Objective:
Rewrite the items as a numbered list, from the first line up to and including the line with "1005, 607, 1031]". Leave out any blank lines.
-- Begin --
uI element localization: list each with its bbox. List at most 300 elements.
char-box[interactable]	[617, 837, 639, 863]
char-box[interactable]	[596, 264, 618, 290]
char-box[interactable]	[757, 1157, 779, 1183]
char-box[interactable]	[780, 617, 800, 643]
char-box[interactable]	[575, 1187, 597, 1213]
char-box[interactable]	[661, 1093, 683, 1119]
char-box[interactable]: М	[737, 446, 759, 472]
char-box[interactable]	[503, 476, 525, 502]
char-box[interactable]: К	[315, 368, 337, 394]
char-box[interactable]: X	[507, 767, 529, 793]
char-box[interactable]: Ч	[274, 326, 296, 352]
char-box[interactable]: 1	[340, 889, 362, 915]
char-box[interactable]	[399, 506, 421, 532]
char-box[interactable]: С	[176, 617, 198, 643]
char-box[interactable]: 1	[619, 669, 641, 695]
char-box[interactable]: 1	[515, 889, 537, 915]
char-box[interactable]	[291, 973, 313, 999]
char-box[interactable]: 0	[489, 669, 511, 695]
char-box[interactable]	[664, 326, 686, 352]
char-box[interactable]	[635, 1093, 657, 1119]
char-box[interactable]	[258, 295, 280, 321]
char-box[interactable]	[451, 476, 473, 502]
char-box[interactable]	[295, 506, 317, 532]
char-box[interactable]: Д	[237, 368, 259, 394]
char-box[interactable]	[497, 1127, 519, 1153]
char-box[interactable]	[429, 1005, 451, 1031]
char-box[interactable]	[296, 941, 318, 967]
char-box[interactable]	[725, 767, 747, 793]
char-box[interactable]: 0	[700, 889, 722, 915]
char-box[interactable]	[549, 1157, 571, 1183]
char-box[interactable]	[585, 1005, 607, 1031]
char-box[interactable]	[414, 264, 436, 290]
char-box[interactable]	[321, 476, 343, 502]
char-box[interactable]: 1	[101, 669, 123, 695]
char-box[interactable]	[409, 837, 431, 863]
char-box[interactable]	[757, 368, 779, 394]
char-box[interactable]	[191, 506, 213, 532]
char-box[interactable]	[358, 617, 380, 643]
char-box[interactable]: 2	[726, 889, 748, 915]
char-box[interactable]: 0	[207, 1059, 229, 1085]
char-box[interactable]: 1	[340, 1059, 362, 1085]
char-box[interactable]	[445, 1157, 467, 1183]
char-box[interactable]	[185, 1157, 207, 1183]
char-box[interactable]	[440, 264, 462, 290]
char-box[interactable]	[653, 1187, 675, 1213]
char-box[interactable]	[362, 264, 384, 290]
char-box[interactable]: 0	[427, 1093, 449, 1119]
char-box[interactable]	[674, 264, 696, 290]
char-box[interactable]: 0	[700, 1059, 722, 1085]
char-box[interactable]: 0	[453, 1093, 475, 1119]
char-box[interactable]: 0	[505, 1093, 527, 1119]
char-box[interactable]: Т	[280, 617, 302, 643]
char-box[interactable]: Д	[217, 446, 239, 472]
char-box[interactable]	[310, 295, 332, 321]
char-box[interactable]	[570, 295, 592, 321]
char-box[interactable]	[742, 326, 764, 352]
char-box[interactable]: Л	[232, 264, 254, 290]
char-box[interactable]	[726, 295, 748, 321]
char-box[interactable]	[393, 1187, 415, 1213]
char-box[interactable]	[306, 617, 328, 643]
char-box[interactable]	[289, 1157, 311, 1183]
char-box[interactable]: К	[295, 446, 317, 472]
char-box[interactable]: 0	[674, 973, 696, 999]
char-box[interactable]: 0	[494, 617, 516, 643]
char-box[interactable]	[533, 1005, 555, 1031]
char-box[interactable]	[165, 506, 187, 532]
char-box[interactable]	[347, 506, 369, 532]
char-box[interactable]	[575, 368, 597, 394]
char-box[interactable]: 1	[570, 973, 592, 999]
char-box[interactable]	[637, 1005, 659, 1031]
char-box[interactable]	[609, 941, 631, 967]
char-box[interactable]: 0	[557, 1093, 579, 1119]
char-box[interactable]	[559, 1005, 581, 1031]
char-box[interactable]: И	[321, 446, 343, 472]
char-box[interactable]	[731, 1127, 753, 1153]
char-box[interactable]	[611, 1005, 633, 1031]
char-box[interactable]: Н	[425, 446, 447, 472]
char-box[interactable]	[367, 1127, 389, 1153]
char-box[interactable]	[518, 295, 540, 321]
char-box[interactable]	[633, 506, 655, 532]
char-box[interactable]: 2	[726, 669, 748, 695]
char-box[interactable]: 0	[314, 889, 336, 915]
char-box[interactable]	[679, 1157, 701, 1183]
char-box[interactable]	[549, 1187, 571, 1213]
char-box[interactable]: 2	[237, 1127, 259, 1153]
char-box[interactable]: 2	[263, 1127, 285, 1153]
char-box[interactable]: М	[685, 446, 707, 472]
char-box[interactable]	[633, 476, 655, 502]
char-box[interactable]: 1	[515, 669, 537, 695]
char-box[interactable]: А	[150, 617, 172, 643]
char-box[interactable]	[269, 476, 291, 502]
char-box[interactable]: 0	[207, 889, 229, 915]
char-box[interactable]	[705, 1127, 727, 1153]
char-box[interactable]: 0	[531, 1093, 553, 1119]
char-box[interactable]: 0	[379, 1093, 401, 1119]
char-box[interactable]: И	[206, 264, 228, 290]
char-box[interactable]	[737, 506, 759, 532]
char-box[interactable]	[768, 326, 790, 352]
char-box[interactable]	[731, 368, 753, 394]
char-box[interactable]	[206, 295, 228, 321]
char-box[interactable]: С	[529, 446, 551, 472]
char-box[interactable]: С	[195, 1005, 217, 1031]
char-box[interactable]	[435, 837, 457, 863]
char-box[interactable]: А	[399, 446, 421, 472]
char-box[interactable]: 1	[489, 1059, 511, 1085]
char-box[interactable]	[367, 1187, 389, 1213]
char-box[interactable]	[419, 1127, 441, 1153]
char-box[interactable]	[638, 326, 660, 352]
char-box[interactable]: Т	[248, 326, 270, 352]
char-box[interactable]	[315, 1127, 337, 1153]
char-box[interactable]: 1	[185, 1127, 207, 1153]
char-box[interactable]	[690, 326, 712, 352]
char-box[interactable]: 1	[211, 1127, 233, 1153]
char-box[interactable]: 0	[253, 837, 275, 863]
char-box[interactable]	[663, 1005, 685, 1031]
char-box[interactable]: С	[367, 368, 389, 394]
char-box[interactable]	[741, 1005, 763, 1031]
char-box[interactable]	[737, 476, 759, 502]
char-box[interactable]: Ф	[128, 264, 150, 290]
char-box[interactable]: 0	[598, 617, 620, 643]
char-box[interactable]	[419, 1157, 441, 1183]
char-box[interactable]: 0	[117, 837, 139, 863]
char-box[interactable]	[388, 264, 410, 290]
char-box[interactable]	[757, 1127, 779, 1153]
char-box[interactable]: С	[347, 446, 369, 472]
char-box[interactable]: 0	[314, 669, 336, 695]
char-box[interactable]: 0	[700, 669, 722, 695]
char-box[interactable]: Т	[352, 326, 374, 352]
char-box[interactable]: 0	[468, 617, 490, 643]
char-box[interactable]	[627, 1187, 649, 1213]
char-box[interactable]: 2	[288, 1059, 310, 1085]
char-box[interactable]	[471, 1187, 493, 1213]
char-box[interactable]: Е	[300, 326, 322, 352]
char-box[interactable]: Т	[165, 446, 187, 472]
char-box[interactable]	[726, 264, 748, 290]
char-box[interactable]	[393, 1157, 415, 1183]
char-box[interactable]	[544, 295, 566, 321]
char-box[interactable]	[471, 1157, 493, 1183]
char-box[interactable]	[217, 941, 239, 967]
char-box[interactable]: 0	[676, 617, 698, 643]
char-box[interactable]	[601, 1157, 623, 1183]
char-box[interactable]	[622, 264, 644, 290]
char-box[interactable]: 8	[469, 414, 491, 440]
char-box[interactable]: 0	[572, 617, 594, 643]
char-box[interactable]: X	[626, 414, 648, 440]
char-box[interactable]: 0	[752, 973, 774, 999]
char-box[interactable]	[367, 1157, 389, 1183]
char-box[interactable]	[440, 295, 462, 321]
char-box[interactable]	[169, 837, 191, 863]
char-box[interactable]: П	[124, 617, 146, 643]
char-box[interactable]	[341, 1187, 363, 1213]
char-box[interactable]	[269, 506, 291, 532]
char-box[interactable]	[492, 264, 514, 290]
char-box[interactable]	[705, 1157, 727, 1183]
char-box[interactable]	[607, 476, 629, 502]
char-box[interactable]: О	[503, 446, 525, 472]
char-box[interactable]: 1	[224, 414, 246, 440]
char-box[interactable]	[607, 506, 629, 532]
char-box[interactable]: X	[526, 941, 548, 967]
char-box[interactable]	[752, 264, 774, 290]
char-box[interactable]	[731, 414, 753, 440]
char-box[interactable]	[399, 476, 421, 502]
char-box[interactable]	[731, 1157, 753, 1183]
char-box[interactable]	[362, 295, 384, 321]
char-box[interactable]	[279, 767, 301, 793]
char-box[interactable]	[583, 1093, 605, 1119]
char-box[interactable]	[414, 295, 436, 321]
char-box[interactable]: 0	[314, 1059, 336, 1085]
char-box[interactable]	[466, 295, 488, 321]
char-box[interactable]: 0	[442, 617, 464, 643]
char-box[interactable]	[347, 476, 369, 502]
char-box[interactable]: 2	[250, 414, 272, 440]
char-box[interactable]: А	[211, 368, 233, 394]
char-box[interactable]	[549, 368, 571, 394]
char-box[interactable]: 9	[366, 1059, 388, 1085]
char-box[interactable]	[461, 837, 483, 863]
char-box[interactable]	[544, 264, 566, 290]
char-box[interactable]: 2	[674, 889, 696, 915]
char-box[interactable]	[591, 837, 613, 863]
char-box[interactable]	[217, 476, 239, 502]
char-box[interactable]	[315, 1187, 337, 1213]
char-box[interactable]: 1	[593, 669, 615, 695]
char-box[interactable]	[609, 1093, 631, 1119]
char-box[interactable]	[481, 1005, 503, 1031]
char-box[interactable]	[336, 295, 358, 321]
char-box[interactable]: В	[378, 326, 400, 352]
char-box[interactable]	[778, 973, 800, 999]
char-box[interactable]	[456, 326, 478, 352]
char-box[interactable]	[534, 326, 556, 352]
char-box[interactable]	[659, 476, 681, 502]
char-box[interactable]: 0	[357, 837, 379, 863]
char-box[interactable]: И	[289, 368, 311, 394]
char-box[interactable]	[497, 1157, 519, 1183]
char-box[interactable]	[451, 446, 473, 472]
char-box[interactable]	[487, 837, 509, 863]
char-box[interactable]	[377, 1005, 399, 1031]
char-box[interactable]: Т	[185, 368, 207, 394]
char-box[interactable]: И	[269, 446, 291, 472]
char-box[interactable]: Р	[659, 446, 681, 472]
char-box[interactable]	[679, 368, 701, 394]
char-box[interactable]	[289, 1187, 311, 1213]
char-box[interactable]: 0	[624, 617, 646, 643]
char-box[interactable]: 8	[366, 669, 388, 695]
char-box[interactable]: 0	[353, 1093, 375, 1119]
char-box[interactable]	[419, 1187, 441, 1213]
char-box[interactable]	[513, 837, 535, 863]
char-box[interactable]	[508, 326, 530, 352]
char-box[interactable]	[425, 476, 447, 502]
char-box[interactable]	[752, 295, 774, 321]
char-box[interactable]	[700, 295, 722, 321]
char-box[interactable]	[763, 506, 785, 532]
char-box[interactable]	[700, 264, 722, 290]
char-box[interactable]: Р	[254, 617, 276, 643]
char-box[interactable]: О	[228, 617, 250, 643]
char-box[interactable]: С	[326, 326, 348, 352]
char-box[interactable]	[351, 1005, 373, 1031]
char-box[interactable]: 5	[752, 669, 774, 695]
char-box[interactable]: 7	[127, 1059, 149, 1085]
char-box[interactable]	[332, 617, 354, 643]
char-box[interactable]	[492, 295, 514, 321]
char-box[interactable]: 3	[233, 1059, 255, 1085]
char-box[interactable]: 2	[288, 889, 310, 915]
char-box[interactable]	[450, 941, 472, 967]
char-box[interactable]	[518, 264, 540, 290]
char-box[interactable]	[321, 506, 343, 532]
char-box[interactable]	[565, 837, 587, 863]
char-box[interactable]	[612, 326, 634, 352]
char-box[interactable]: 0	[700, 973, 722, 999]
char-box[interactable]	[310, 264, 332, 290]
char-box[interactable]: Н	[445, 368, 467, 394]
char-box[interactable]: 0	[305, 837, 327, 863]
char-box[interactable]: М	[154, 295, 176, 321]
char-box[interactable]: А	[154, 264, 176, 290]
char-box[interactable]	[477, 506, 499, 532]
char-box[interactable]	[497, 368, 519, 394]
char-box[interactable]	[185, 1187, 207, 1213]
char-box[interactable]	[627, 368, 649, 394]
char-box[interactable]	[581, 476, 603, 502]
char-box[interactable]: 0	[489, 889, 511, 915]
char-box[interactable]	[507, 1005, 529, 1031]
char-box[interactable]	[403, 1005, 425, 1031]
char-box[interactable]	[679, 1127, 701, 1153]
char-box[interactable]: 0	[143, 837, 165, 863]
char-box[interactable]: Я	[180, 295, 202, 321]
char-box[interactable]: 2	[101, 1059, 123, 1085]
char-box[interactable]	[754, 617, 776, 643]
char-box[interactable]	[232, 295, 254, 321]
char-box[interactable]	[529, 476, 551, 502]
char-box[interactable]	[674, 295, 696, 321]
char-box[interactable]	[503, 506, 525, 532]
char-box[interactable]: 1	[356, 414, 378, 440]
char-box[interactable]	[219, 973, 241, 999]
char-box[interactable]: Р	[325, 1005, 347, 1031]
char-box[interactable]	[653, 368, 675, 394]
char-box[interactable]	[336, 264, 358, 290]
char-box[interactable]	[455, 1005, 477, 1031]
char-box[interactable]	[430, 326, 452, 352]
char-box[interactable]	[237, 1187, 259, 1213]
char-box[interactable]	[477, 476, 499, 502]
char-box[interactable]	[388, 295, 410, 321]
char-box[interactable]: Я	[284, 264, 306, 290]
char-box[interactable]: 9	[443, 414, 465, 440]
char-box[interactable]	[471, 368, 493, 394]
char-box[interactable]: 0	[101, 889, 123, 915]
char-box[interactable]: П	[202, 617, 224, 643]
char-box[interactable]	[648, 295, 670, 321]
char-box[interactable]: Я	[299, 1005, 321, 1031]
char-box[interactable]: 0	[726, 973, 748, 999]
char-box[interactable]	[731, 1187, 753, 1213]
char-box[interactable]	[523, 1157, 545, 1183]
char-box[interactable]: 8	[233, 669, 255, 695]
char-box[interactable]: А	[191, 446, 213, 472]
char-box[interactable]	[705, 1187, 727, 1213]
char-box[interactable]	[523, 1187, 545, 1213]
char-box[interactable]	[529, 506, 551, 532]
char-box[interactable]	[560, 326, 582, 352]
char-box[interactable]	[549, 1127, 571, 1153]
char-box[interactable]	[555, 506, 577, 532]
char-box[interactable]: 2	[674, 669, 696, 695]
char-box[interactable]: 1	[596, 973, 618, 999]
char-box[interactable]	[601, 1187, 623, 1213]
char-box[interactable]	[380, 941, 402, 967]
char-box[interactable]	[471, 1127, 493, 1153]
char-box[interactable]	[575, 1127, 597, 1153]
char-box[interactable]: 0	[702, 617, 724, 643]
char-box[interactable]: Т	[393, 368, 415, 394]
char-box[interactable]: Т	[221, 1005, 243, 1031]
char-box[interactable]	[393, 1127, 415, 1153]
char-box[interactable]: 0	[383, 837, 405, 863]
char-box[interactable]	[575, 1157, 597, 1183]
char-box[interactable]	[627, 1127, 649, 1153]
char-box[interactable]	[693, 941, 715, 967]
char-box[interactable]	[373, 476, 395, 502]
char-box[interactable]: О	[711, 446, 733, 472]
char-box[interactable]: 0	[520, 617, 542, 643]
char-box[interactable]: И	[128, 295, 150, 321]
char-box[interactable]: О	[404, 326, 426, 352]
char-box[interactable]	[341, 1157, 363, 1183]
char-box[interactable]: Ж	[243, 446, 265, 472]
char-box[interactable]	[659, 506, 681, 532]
-- End --
Solution for this exercise:
1. uI element localization: list each with its bbox. List at most 300 elements.
2. char-box[interactable]	[617, 837, 639, 863]
3. char-box[interactable]	[596, 264, 618, 290]
4. char-box[interactable]	[757, 1157, 779, 1183]
5. char-box[interactable]	[780, 617, 800, 643]
6. char-box[interactable]	[575, 1187, 597, 1213]
7. char-box[interactable]	[661, 1093, 683, 1119]
8. char-box[interactable]: М	[737, 446, 759, 472]
9. char-box[interactable]	[503, 476, 525, 502]
10. char-box[interactable]: К	[315, 368, 337, 394]
11. char-box[interactable]: X	[507, 767, 529, 793]
12. char-box[interactable]: Ч	[274, 326, 296, 352]
13. char-box[interactable]: 1	[340, 889, 362, 915]
14. char-box[interactable]	[399, 506, 421, 532]
15. char-box[interactable]: С	[176, 617, 198, 643]
16. char-box[interactable]: 1	[619, 669, 641, 695]
17. char-box[interactable]: 1	[515, 889, 537, 915]
18. char-box[interactable]	[291, 973, 313, 999]
19. char-box[interactable]: 0	[489, 669, 511, 695]
20. char-box[interactable]	[664, 326, 686, 352]
21. char-box[interactable]	[635, 1093, 657, 1119]
22. char-box[interactable]	[258, 295, 280, 321]
23. char-box[interactable]	[451, 476, 473, 502]
24. char-box[interactable]	[295, 506, 317, 532]
25. char-box[interactable]: Д	[237, 368, 259, 394]
26. char-box[interactable]	[497, 1127, 519, 1153]
27. char-box[interactable]	[429, 1005, 451, 1031]
28. char-box[interactable]	[296, 941, 318, 967]
29. char-box[interactable]	[725, 767, 747, 793]
30. char-box[interactable]: 0	[700, 889, 722, 915]
31. char-box[interactable]	[549, 1157, 571, 1183]
32. char-box[interactable]	[585, 1005, 607, 1031]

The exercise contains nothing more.